§ **Task**
Transcribe the data that follows precisely, omitting nothing.

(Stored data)
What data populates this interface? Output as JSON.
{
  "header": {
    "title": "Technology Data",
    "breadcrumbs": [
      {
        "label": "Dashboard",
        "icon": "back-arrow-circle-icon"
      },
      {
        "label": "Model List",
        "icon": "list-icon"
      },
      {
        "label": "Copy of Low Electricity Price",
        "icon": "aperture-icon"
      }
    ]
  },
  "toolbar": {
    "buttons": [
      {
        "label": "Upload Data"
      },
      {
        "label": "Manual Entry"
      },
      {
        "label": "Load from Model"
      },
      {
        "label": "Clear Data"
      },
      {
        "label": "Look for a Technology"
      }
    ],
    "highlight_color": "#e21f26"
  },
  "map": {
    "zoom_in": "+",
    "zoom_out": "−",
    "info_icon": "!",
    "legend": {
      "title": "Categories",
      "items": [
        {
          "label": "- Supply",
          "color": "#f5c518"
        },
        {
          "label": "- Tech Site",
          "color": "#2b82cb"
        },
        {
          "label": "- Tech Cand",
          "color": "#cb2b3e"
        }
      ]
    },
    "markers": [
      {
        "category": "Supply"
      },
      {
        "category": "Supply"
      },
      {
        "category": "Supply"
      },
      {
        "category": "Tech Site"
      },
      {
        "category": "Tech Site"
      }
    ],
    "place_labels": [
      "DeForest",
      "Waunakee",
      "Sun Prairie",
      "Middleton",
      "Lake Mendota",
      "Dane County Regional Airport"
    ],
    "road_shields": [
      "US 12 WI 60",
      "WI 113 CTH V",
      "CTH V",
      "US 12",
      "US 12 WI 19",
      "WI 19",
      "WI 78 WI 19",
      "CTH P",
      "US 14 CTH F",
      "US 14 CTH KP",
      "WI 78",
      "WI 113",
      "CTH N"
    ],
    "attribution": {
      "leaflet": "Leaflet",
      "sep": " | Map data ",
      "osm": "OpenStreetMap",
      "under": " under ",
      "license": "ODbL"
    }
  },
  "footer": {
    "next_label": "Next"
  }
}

§ **Answer to this task**
What data populates this interface? Output as JSON.
{
  "header": {
    "title": "Technology Data",
    "breadcrumbs": [
      {
        "label": "Dashboard",
        "icon": "back-arrow-circle-icon"
      },
      {
        "label": "Model List",
        "icon": "list-icon"
      },
      {
        "label": "Copy of Low Electricity Price",
        "icon": "aperture-icon"
      }
    ]
  },
  "toolbar": {
    "buttons": [
      {
        "label": "Upload Data"
      },
      {
        "label": "Manual Entry"
      },
      {
        "label": "Load from Model"
      },
      {
        "label": "Clear Data"
      },
      {
        "label": "Look for a Technology"
      }
    ],
    "highlight_color": "#e21f26"
  },
  "map": {
    "zoom_in": "+",
    "zoom_out": "−",
    "info_icon": "!",
    "legend": {
      "title": "Categories",
      "items": [
        {
          "label": "- Supply",
          "color": "#f5c518"
        },
        {
          "label": "- Tech Site",
          "color": "#2b82cb"
        },
        {
          "label": "- Tech Cand",
          "color": "#cb2b3e"
        }
      ]
    },
    "markers": [
      {
        "category": "Supply"
      },
      {
        "category": "Supply"
      },
      {
        "category": "Supply"
      },
      {
        "category": "Tech Site"
      },
      {
        "category": "Tech Site"
      }
    ],
    "place_labels": [
      "DeForest",
      "Waunakee",
      "Sun Prairie",
      "Middleton",
      "Lake Mendota",
      "Dane County Regional Airport"
    ],
    "road_shields": [
      "US 12 WI 60",
      "WI 113 CTH V",
      "CTH V",
      "US 12",
      "US 12 WI 19",
      "WI 19",
      "WI 78 WI 19",
      "CTH P",
      "US 14 CTH F",
      "US 14 CTH KP",
      "WI 78",
      "WI 113",
      "CTH N"
    ],
    "attribution": {
      "leaflet": "Leaflet",
      "sep": " | Map data ",
      "osm": "OpenStreetMap",
      "under": " under ",
      "license": "ODbL"
    }
  },
  "footer": {
    "next_label": "Next"
  }
}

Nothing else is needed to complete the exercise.